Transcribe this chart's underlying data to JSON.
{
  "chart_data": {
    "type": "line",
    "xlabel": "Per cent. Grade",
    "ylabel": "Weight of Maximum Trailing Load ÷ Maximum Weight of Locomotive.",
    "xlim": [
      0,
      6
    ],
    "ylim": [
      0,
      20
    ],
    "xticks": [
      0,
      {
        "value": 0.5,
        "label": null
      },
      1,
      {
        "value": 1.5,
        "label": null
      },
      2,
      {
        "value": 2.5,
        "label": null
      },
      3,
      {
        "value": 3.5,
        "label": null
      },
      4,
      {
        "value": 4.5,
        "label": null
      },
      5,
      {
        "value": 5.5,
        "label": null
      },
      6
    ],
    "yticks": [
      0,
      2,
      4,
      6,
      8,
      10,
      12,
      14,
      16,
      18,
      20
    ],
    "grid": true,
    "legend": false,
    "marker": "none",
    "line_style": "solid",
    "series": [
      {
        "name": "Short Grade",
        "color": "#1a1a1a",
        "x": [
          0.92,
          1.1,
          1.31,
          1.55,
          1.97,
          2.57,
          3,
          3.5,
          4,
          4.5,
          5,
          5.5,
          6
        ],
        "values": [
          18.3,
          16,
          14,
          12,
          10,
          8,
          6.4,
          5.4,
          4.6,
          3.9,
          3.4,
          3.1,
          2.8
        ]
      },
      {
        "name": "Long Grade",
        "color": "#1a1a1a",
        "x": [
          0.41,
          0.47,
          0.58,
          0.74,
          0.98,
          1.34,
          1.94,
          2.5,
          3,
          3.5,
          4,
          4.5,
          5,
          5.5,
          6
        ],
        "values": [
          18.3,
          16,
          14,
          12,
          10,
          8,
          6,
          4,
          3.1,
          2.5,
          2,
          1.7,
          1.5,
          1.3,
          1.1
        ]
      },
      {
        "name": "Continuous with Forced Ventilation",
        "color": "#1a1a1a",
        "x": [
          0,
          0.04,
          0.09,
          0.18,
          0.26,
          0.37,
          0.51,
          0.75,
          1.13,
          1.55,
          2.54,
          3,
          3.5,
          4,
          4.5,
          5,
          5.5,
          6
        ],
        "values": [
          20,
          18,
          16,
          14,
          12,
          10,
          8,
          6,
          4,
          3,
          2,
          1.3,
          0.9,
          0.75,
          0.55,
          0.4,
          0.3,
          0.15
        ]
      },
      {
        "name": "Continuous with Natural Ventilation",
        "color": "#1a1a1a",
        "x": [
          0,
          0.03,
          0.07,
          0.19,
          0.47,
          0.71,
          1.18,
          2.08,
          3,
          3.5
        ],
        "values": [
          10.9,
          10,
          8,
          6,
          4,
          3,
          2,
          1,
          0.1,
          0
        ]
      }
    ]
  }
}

INSTRUCTIONS FOR THE TASK: Only the number is wanted: how many lines in the preceding entries hold the string "name"?

SOLUTION FOR THIS EXERCISE: 4